__GIVEN TASK__.
Using the records below, locate all lines containing "share" and return them.

Source records
★ ★ ★
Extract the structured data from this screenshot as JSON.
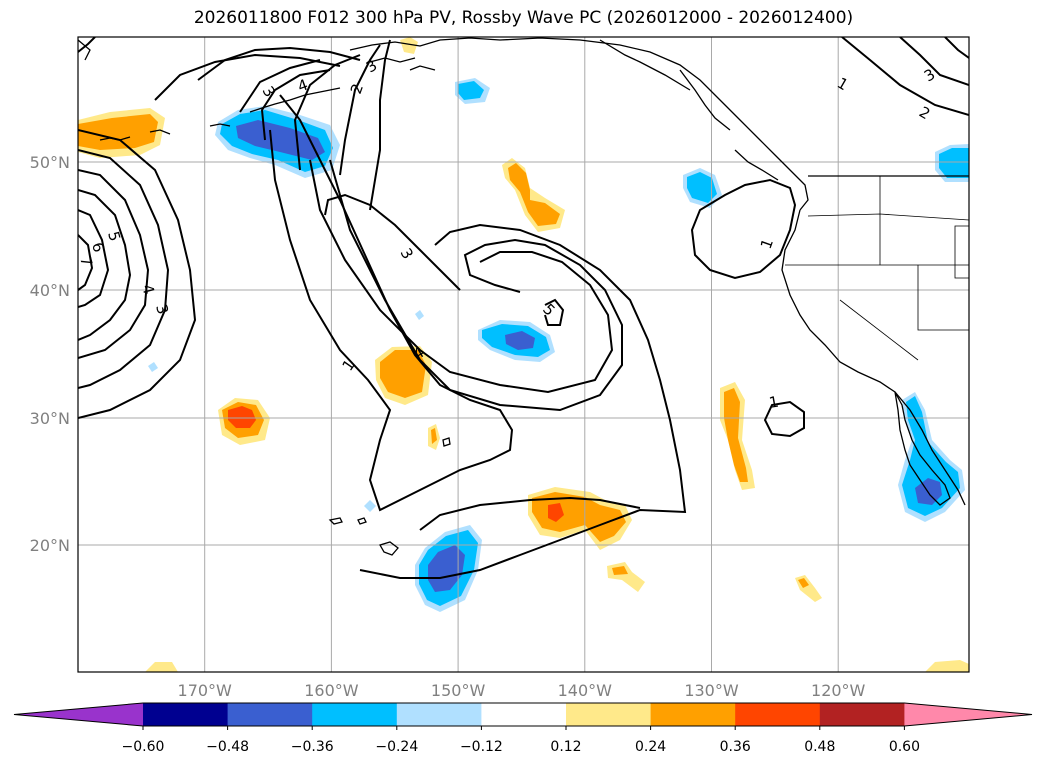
{
  "title": "2026011800 F012 300 hPa PV, Rossby Wave PC (2026012000 - 2026012400)",
  "lat_labels": [
    "50°N",
    "40°N",
    "30°N",
    "20°N"
  ],
  "lon_labels": [
    "170°W",
    "160°W",
    "150°W",
    "140°W",
    "130°W",
    "120°W"
  ],
  "colorbar": {
    "ticks": [
      "−0.60",
      "−0.48",
      "−0.36",
      "−0.24",
      "−0.12",
      "0.12",
      "0.24",
      "0.36",
      "0.48",
      "0.60"
    ],
    "colors": [
      "#9933cc",
      "#000090",
      "#3a5fd0",
      "#00bfff",
      "#b0e0ff",
      "#ffffff",
      "#ffe98a",
      "#ffa000",
      "#ff4500",
      "#b22222",
      "#ff88aa"
    ]
  },
  "contour_labels": [
    "5",
    "6",
    "7",
    "4",
    "3",
    "3",
    "4",
    "3",
    "2",
    "3",
    "4",
    "5",
    "1",
    "1",
    "1",
    "1",
    "2",
    "3"
  ],
  "fill_colors": {
    "pos_low": "#ffe98a",
    "pos_mid": "#ffa000",
    "pos_high": "#ff4500",
    "neg_low": "#b0e0ff",
    "neg_mid": "#00bfff",
    "neg_high": "#3a5fd0"
  }
}
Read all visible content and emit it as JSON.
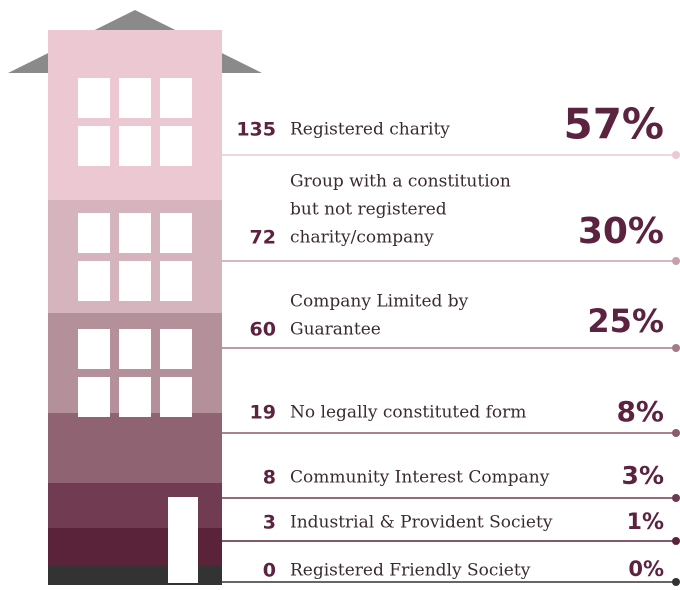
{
  "rows": [
    {
      "count": 135,
      "label": [
        "Registered charity"
      ],
      "share": "57%"
    },
    {
      "count": 72,
      "label": [
        "Group with a constitution",
        "but not registered",
        "charity/company"
      ],
      "share": "30%"
    },
    {
      "count": 60,
      "label": [
        "Company Limited by",
        "Guarantee"
      ],
      "share": "25%"
    },
    {
      "count": 19,
      "label": [
        "No legally constituted form"
      ],
      "share": "8%"
    },
    {
      "count": 8,
      "label": [
        "Community Interest Company"
      ],
      "share": "3%"
    },
    {
      "count": 3,
      "label": [
        "Industrial & Provident Society"
      ],
      "share": "1%"
    },
    {
      "count": 0,
      "label": [
        "Registered Friendly Society"
      ],
      "share": "0%"
    }
  ]
}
★ ★ ★
__FINISHED TASK__.
      "share": "57%"
      "share": "30%"
      "share": "25%"
      "share": "8%"
      "share": "3%"
      "share": "1%"
      "share": "0%"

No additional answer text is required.